Chart and figure data
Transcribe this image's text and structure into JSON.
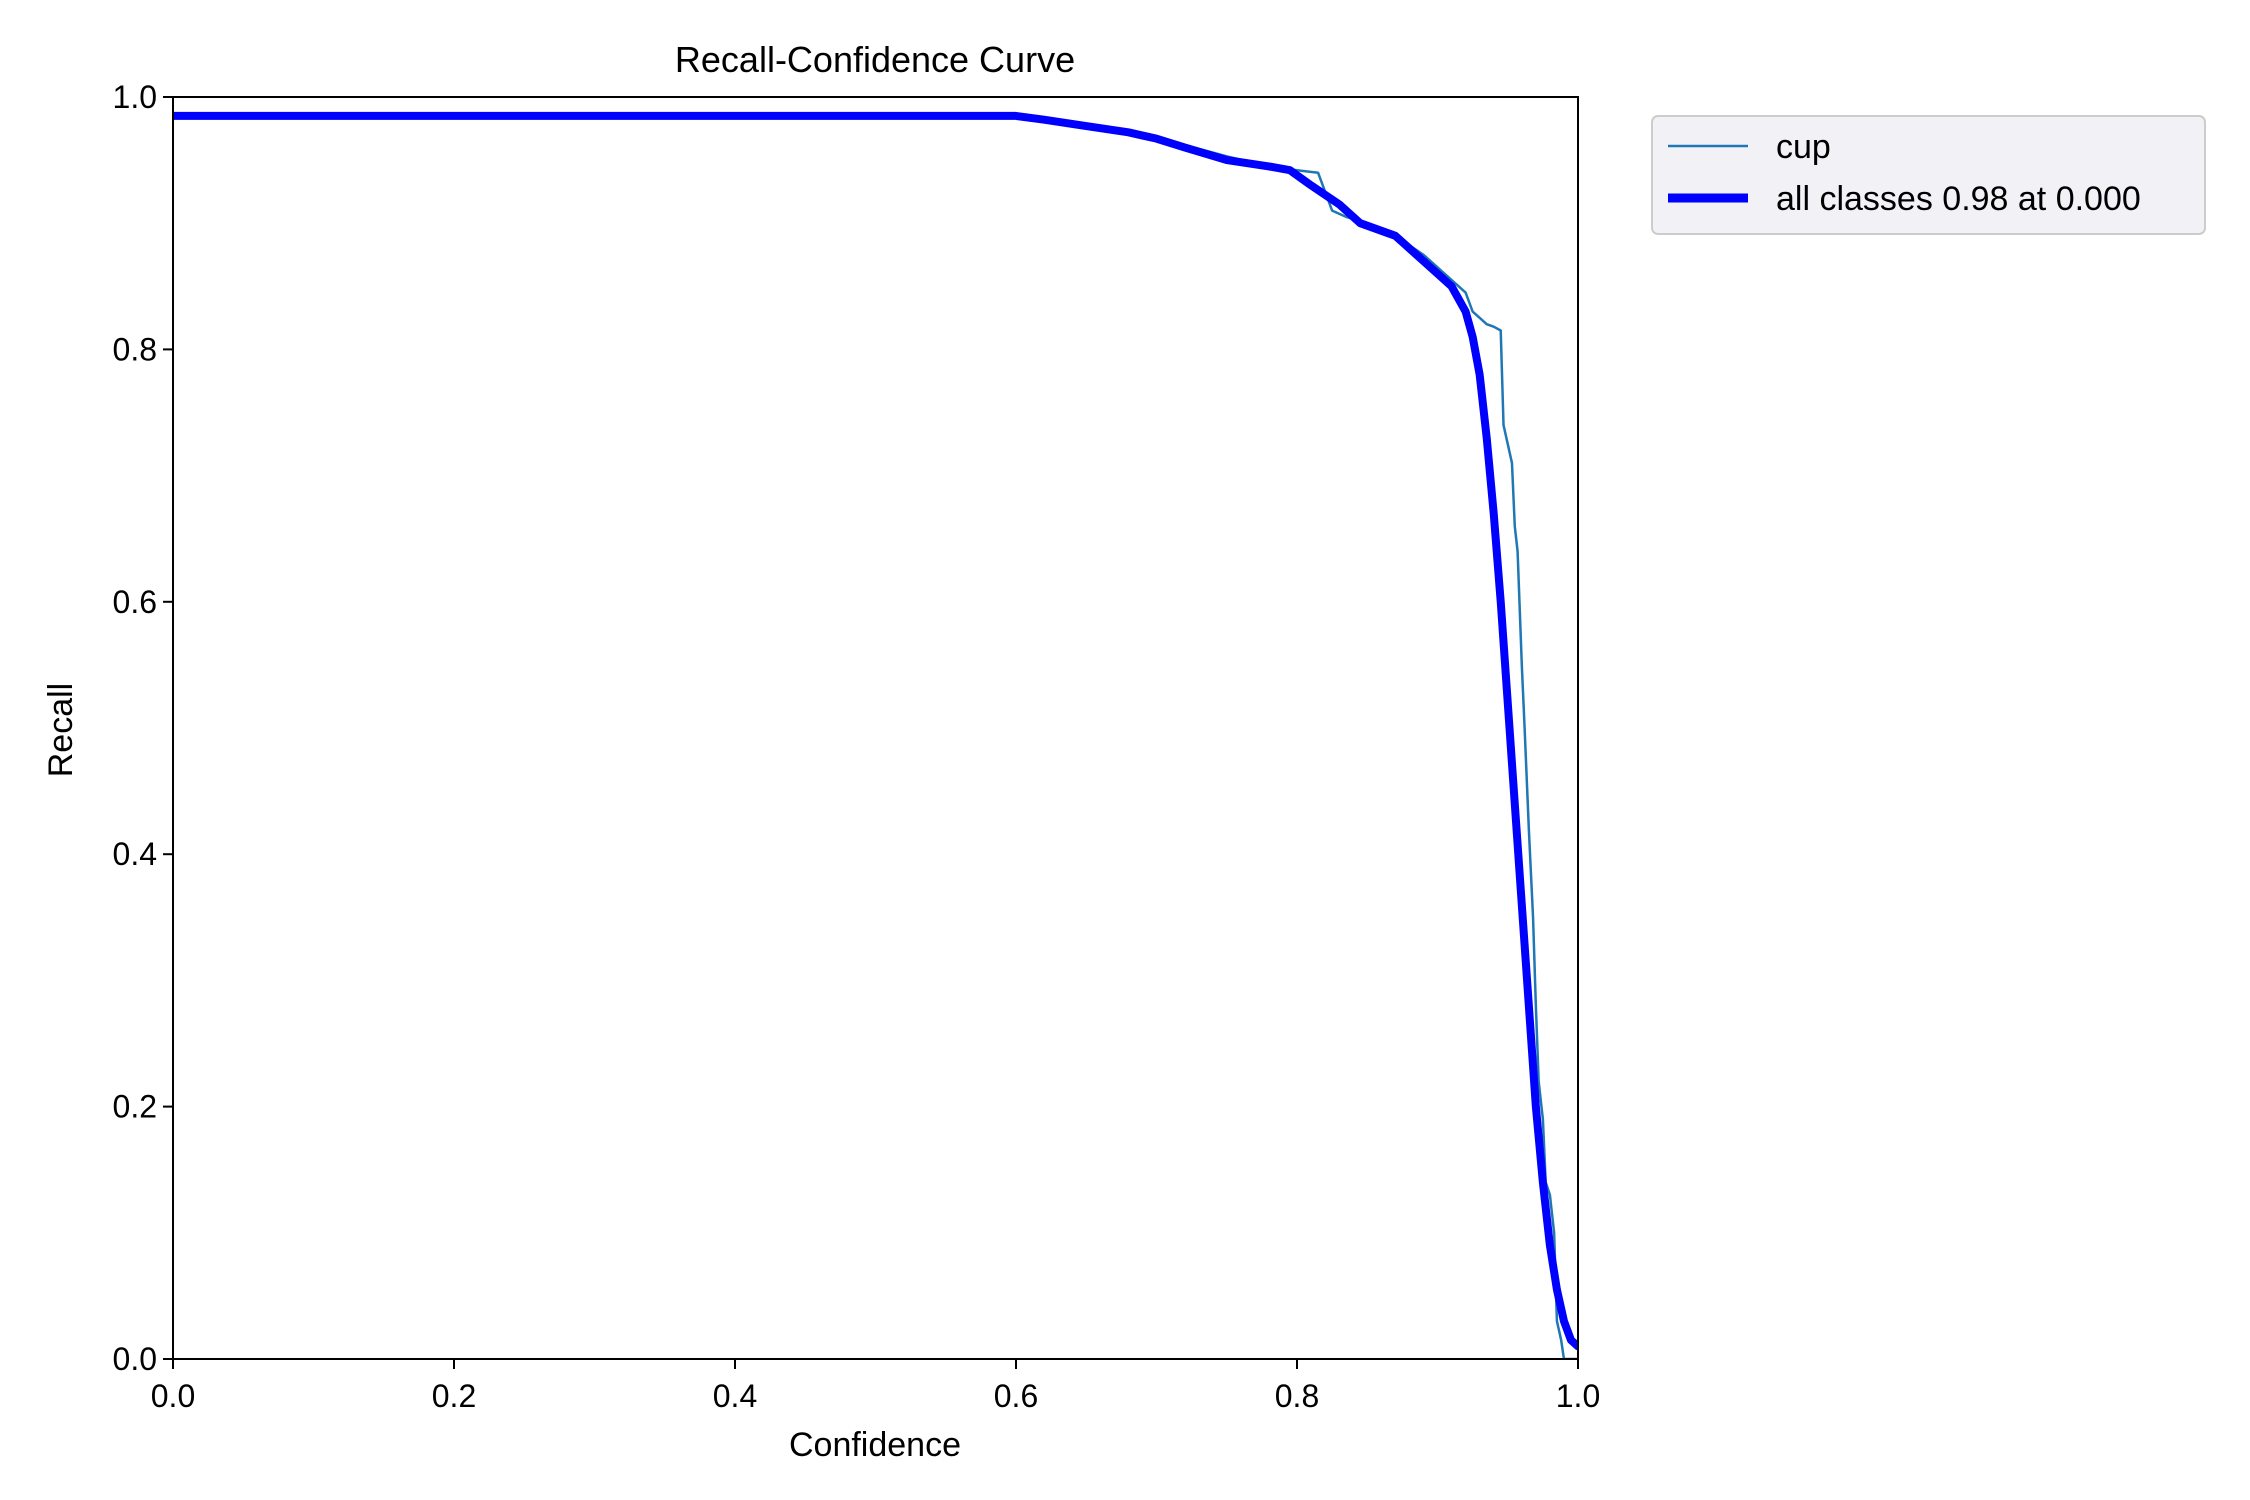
{
  "chart_data": {
    "type": "line",
    "title": "Recall-Confidence Curve",
    "xlabel": "Confidence",
    "ylabel": "Recall",
    "xlim": [
      0,
      1
    ],
    "ylim": [
      0,
      1
    ],
    "xticks": [
      "0.0",
      "0.2",
      "0.4",
      "0.6",
      "0.8",
      "1.0"
    ],
    "yticks": [
      "0.0",
      "0.2",
      "0.4",
      "0.6",
      "0.8",
      "1.0"
    ],
    "grid": false,
    "legend_position": "outside-top-right",
    "series": [
      {
        "name": "cup",
        "color": "#1f77b4",
        "line_style": "thin",
        "x": [
          0.0,
          0.1,
          0.2,
          0.3,
          0.4,
          0.5,
          0.6,
          0.62,
          0.65,
          0.68,
          0.7,
          0.72,
          0.75,
          0.78,
          0.8,
          0.815,
          0.82,
          0.825,
          0.835,
          0.85,
          0.87,
          0.89,
          0.905,
          0.92,
          0.925,
          0.93,
          0.935,
          0.94,
          0.945,
          0.947,
          0.95,
          0.953,
          0.955,
          0.957,
          0.96,
          0.962,
          0.965,
          0.968,
          0.97,
          0.972,
          0.975,
          0.977,
          0.98,
          0.983,
          0.985,
          0.988,
          0.99,
          1.0
        ],
        "y": [
          0.985,
          0.985,
          0.985,
          0.985,
          0.985,
          0.985,
          0.985,
          0.982,
          0.977,
          0.972,
          0.967,
          0.962,
          0.953,
          0.945,
          0.942,
          0.94,
          0.925,
          0.91,
          0.905,
          0.9,
          0.89,
          0.875,
          0.86,
          0.845,
          0.83,
          0.825,
          0.82,
          0.818,
          0.815,
          0.74,
          0.725,
          0.71,
          0.66,
          0.64,
          0.55,
          0.5,
          0.42,
          0.35,
          0.28,
          0.22,
          0.19,
          0.14,
          0.13,
          0.1,
          0.03,
          0.015,
          0.0,
          0.0
        ]
      },
      {
        "name": "all classes 0.98 at 0.000",
        "color": "#0000ff",
        "line_style": "thick",
        "x": [
          0.0,
          0.1,
          0.2,
          0.3,
          0.4,
          0.5,
          0.6,
          0.62,
          0.65,
          0.68,
          0.7,
          0.72,
          0.75,
          0.78,
          0.795,
          0.81,
          0.83,
          0.845,
          0.87,
          0.89,
          0.91,
          0.92,
          0.925,
          0.93,
          0.935,
          0.94,
          0.945,
          0.95,
          0.955,
          0.96,
          0.965,
          0.97,
          0.975,
          0.98,
          0.985,
          0.99,
          0.995,
          1.0
        ],
        "y": [
          0.985,
          0.985,
          0.985,
          0.985,
          0.985,
          0.985,
          0.985,
          0.982,
          0.977,
          0.972,
          0.967,
          0.96,
          0.95,
          0.945,
          0.942,
          0.93,
          0.915,
          0.9,
          0.89,
          0.87,
          0.85,
          0.83,
          0.81,
          0.78,
          0.73,
          0.67,
          0.6,
          0.52,
          0.44,
          0.36,
          0.28,
          0.2,
          0.14,
          0.09,
          0.055,
          0.03,
          0.015,
          0.01
        ]
      }
    ]
  }
}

What you are asked to do –
Look through the entries above for the word "Recall". Copy every line where it shows up.

Output of the exercise –
    "title": "Recall-Confidence Curve",
    "ylabel": "Recall",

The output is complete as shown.